◆ TO DO ◆
Please transcribe the listing below in full and word for word, without its pictures.

◆ DATA FOR THIS EXERCISE ◆
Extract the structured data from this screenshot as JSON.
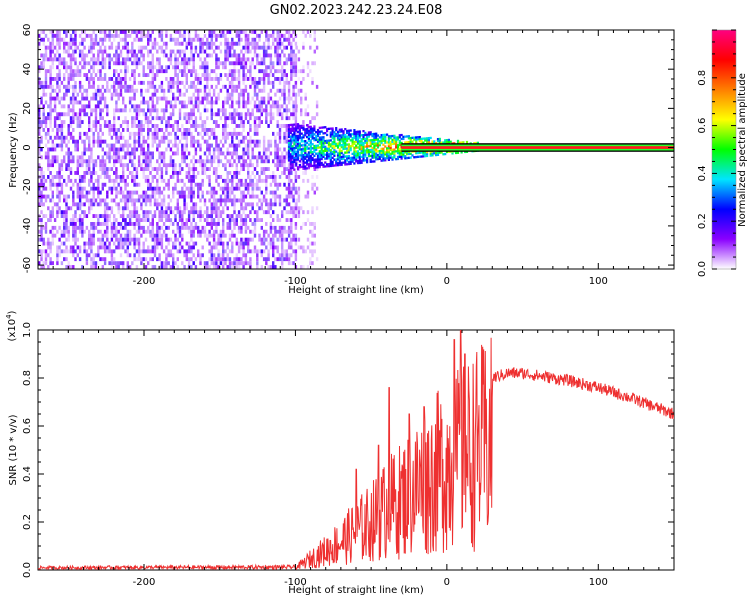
{
  "figure_title": "GN02.2023.242.23.24.E08",
  "chart_data": [
    {
      "type": "heatmap",
      "subtype": "spectrogram",
      "xlabel": "Height of straight line (km)",
      "ylabel": "Frequency (Hz)",
      "xlim": [
        -270,
        150
      ],
      "ylim": [
        -62,
        60
      ],
      "x_ticks": [
        "-200",
        "-100",
        "0",
        "100"
      ],
      "y_ticks": [
        "-60",
        "-40",
        "-20",
        "0",
        "20",
        "40",
        "60"
      ],
      "colorbar": {
        "label": "Normalized spectral amplitude",
        "range": [
          0,
          1
        ],
        "ticks": [
          "0.0",
          "0.2",
          "0.4",
          "0.6",
          "0.8"
        ],
        "colormap": [
          "#ffffff",
          "#8a00ff",
          "#0000ff",
          "#00e5ff",
          "#00ff00",
          "#ffff00",
          "#ff7f00",
          "#ff0000",
          "#ff0080"
        ]
      },
      "regions": [
        {
          "x": [
            -270,
            -100
          ],
          "freq": [
            -62,
            60
          ],
          "amplitude": 0.12,
          "pattern": "broadband noise"
        },
        {
          "x": [
            -100,
            -85
          ],
          "freq": [
            -62,
            60
          ],
          "amplitude": 0.06,
          "pattern": "sparse noise"
        },
        {
          "x": [
            -105,
            20
          ],
          "freq_halfwidth_start": 12,
          "freq_halfwidth_end": 2,
          "amplitude_start": 0.3,
          "amplitude_end": 0.85,
          "pattern": "converging signal"
        },
        {
          "x": [
            -30,
            150
          ],
          "freq": [
            -1,
            1
          ],
          "amplitude": 0.85,
          "pattern": "steady tone"
        }
      ]
    },
    {
      "type": "line",
      "xlabel": "Height of straight line (km)",
      "ylabel": "SNR (10 * v/v)",
      "y_multiplier": "(x10^4)",
      "xlim": [
        -270,
        150
      ],
      "ylim": [
        0,
        1.0
      ],
      "x_ticks": [
        "-200",
        "-100",
        "0",
        "100"
      ],
      "y_ticks": [
        "0.0",
        "0.2",
        "0.4",
        "0.6",
        "0.8",
        "1.0"
      ],
      "color": "#ee3030",
      "envelope": {
        "x": [
          -270,
          -100,
          -95,
          -90,
          -80,
          -70,
          -60,
          -50,
          -40,
          -30,
          -20,
          -10,
          0,
          10,
          20,
          30,
          40,
          50,
          60,
          80,
          100,
          120,
          150
        ],
        "y": [
          0.01,
          0.015,
          0.04,
          0.07,
          0.12,
          0.18,
          0.24,
          0.3,
          0.38,
          0.44,
          0.52,
          0.58,
          0.66,
          0.7,
          0.76,
          0.8,
          0.82,
          0.82,
          0.81,
          0.79,
          0.76,
          0.72,
          0.65
        ]
      },
      "spikes": [
        {
          "x": -60,
          "y": 0.42
        },
        {
          "x": -45,
          "y": 0.52
        },
        {
          "x": -38,
          "y": 0.76
        },
        {
          "x": -25,
          "y": 0.65
        },
        {
          "x": -15,
          "y": 0.68
        },
        {
          "x": 5,
          "y": 0.96
        },
        {
          "x": 9,
          "y": 1.0
        },
        {
          "x": 12,
          "y": 0.9
        }
      ]
    }
  ]
}
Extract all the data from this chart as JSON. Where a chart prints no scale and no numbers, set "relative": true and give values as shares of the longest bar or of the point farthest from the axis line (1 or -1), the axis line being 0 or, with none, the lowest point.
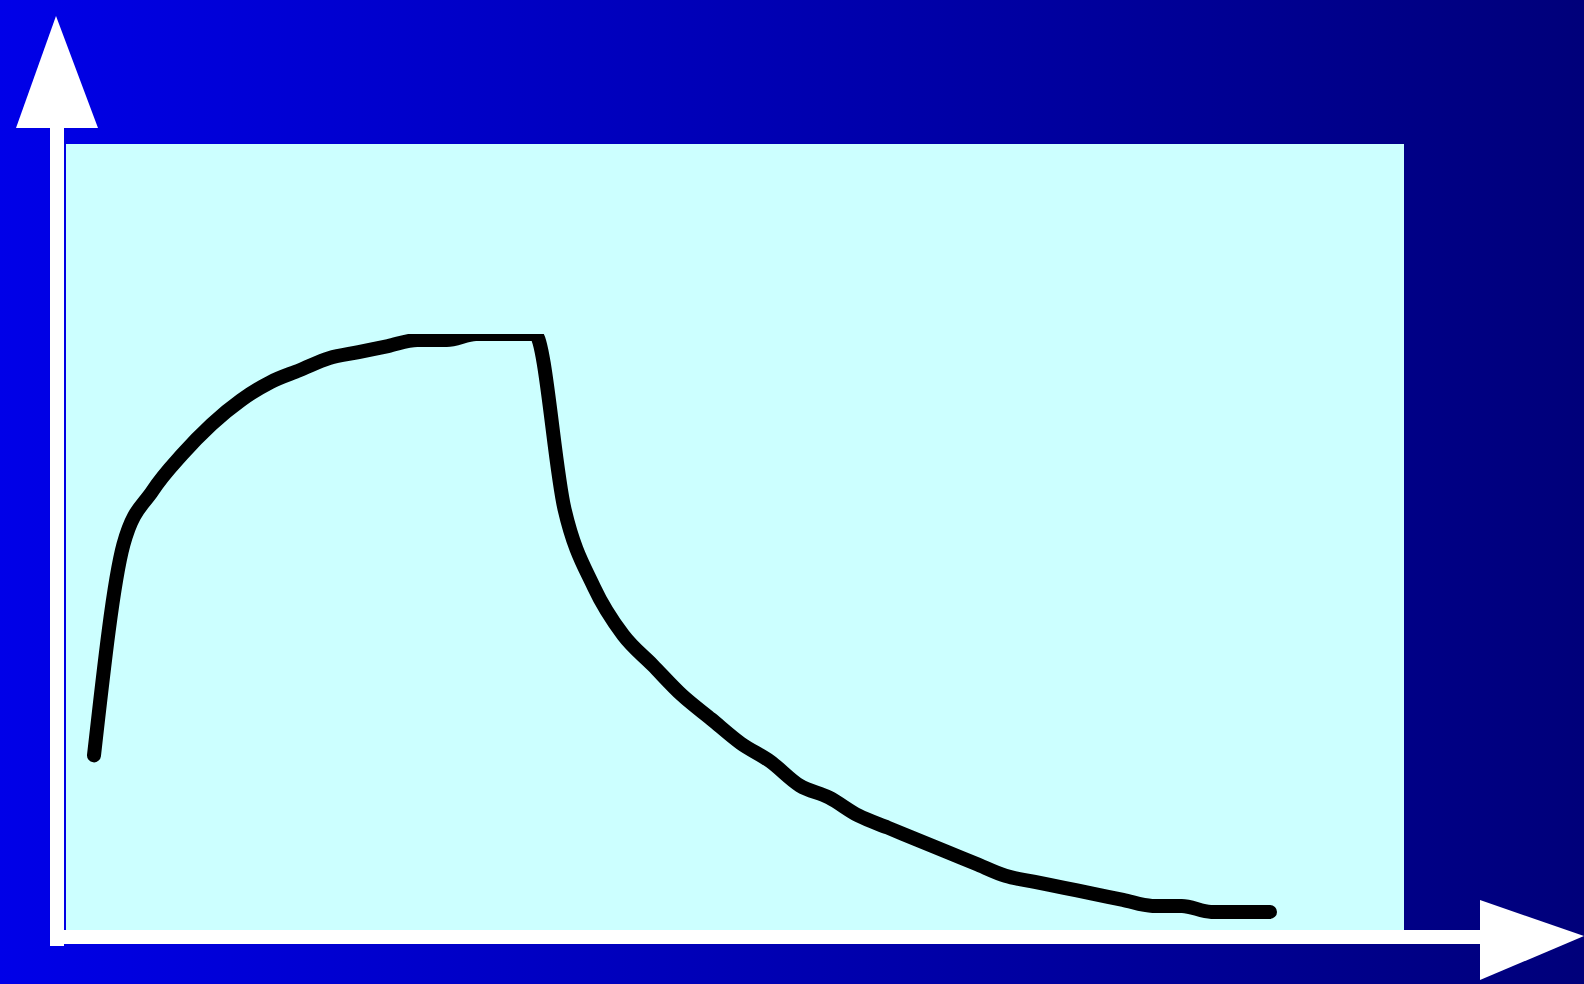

◆ WRITTEN SOLUTION ◆
Extract the structured data from this screenshot as JSON.
{
  "figure_title": "GN02.2023.242.23.24.E08",
  "chart_data": [
    {
      "type": "heatmap",
      "subtype": "spectrogram",
      "xlabel": "Height of straight line (km)",
      "ylabel": "Frequency (Hz)",
      "xlim": [
        -270,
        150
      ],
      "ylim": [
        -62,
        60
      ],
      "x_ticks": [
        "-200",
        "-100",
        "0",
        "100"
      ],
      "y_ticks": [
        "-60",
        "-40",
        "-20",
        "0",
        "20",
        "40",
        "60"
      ],
      "colorbar": {
        "label": "Normalized spectral amplitude",
        "range": [
          0,
          1
        ],
        "ticks": [
          "0.0",
          "0.2",
          "0.4",
          "0.6",
          "0.8"
        ],
        "colormap": [
          "#ffffff",
          "#8a00ff",
          "#0000ff",
          "#00e5ff",
          "#00ff00",
          "#ffff00",
          "#ff7f00",
          "#ff0000",
          "#ff0080"
        ]
      },
      "regions": [
        {
          "x": [
            -270,
            -100
          ],
          "freq": [
            -62,
            60
          ],
          "amplitude": 0.12,
          "pattern": "broadband noise"
        },
        {
          "x": [
            -100,
            -85
          ],
          "freq": [
            -62,
            60
          ],
          "amplitude": 0.06,
          "pattern": "sparse noise"
        },
        {
          "x": [
            -105,
            20
          ],
          "freq_halfwidth_start": 12,
          "freq_halfwidth_end": 2,
          "amplitude_start": 0.3,
          "amplitude_end": 0.85,
          "pattern": "converging signal"
        },
        {
          "x": [
            -30,
            150
          ],
          "freq": [
            -1,
            1
          ],
          "amplitude": 0.85,
          "pattern": "steady tone"
        }
      ]
    },
    {
      "type": "line",
      "xlabel": "Height of straight line (km)",
      "ylabel": "SNR (10 * v/v)",
      "y_multiplier": "(x10^4)",
      "xlim": [
        -270,
        150
      ],
      "ylim": [
        0,
        1.0
      ],
      "x_ticks": [
        "-200",
        "-100",
        "0",
        "100"
      ],
      "y_ticks": [
        "0.0",
        "0.2",
        "0.4",
        "0.6",
        "0.8",
        "1.0"
      ],
      "color": "#ee3030",
      "envelope": {
        "x": [
          -270,
          -100,
          -95,
          -90,
          -80,
          -70,
          -60,
          -50,
          -40,
          -30,
          -20,
          -10,
          0,
          10,
          20,
          30,
          40,
          50,
          60,
          80,
          100,
          120,
          150
        ],
        "y": [
          0.01,
          0.015,
          0.04,
          0.07,
          0.12,
          0.18,
          0.24,
          0.3,
          0.38,
          0.44,
          0.52,
          0.58,
          0.66,
          0.7,
          0.76,
          0.8,
          0.82,
          0.82,
          0.81,
          0.79,
          0.76,
          0.72,
          0.65
        ]
      },
      "spikes": [
        {
          "x": -60,
          "y": 0.42
        },
        {
          "x": -45,
          "y": 0.52
        },
        {
          "x": -38,
          "y": 0.76
        },
        {
          "x": -25,
          "y": 0.65
        },
        {
          "x": -15,
          "y": 0.68
        },
        {
          "x": 5,
          "y": 0.96
        },
        {
          "x": 9,
          "y": 1.0
        },
        {
          "x": 12,
          "y": 0.9
        }
      ]
    }
  ]
}
Extract all the data from this chart as JSON. Where a chart prints no scale and no numbers, set "relative": true and give values as shares of the longest bar or of the point farthest from the axis line (1 or -1), the axis line being 0 or, with none, the lowest point.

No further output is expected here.